Exercise aim -
Answer with one number: how many lines have "abbrevs".

(Recorded data)
━━━

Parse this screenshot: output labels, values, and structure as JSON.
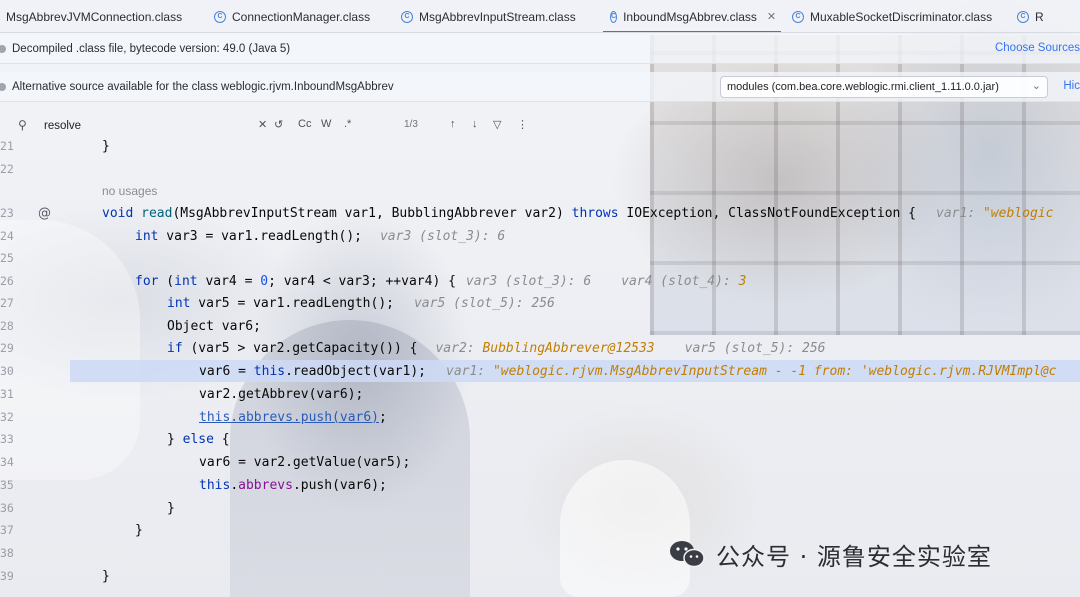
{
  "tabs": [
    {
      "label": "MsgAbbrevJVMConnection.class",
      "active": false,
      "closable": false
    },
    {
      "label": "ConnectionManager.class",
      "active": false,
      "closable": false
    },
    {
      "label": "MsgAbbrevInputStream.class",
      "active": false,
      "closable": false
    },
    {
      "label": "InboundMsgAbbrev.class",
      "active": true,
      "closable": true
    },
    {
      "label": "MuxableSocketDiscriminator.class",
      "active": false,
      "closable": false
    },
    {
      "label": "R",
      "active": false,
      "closable": false
    }
  ],
  "banner1": {
    "text": "Decompiled .class file, bytecode version: 49.0 (Java 5)",
    "action": "Choose Sources"
  },
  "banner2": {
    "text": "Alternative source available for the class weblogic.rjvm.InboundMsgAbbrev",
    "module_select": "modules (com.bea.core.weblogic.rmi.client_1.11.0.0.jar)",
    "action": "Hic"
  },
  "search": {
    "query": "resolve",
    "match_case": "Cc",
    "words": "W",
    "regex": ".*",
    "count": "1/3"
  },
  "editor": {
    "lines": {
      "n21": "21",
      "n22": "22",
      "n23": "23",
      "n24": "24",
      "n25": "25",
      "n26": "26",
      "n27": "27",
      "n28": "28",
      "n29": "29",
      "n30": "30",
      "n31": "31",
      "n32": "32",
      "n33": "33",
      "n34": "34",
      "n35": "35",
      "n36": "36",
      "n37": "37",
      "n38": "38",
      "n39": "39"
    },
    "usages": "no usages",
    "code": {
      "l21": "}",
      "l23_void": "void ",
      "l23_name": "read",
      "l23_params": "(MsgAbbrevInputStream var1, BubblingAbbrever var2) ",
      "l23_throws": "throws",
      "l23_exc": " IOException, ClassNotFoundException {",
      "l23_hint_name": "var1: ",
      "l23_hint_val": "\"weblogic",
      "l24_int": "int",
      "l24_rest": " var3 = var1.readLength();",
      "l24_hint": "var3 (slot_3): 6",
      "l26_for": "for",
      "l26_paren": " (",
      "l26_int": "int",
      "l26_a": " var4 = ",
      "l26_zero": "0",
      "l26_b": "; var4 < var3; ++var4) {",
      "l26_hint1": "var3 (slot_3): 6",
      "l26_hint2": "var4 (slot_4): ",
      "l26_hint2_val": "3",
      "l27_int": "int",
      "l27_rest": " var5 = var1.readLength();",
      "l27_hint": "var5 (slot_5): 256",
      "l28": "Object var6;",
      "l29_if": "if",
      "l29_rest": " (var5 > var2.getCapacity()) {",
      "l29_hint1": "var2: ",
      "l29_hint1_val": "BubblingAbbrever@12533",
      "l29_hint2": "var5 (slot_5): 256",
      "l30_a": "var6 = ",
      "l30_this": "this",
      "l30_b": ".readObject(var1);",
      "l30_hint": "var1: ",
      "l30_hint_val": "\"weblogic.rjvm.MsgAbbrevInputStream - -1 from: 'weblogic.rjvm.RJVMImpl@c",
      "l31": "var2.getAbbrev(var6);",
      "l32": "this.abbrevs.push(var6)",
      "l32_semi": ";",
      "l33_close": "} ",
      "l33_else": "else",
      "l33_brace": " {",
      "l34": "var6 = var2.getValue(var5);",
      "l35_this": "this",
      "l35_dot": ".",
      "l35_field": "abbrevs",
      "l35_rest": ".push(var6);",
      "l36": "}",
      "l37": "}",
      "l39": "}"
    }
  },
  "watermark": "公众号 · 源鲁安全实验室",
  "colors": {
    "keyword": "#0033b3",
    "number": "#1750eb",
    "field": "#871094",
    "hint": "#8c8c8c",
    "hint_value": "#c17e00",
    "accent": "#3574f0",
    "highlight": "#cddaf5"
  }
}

━━━

Answer to this task -
2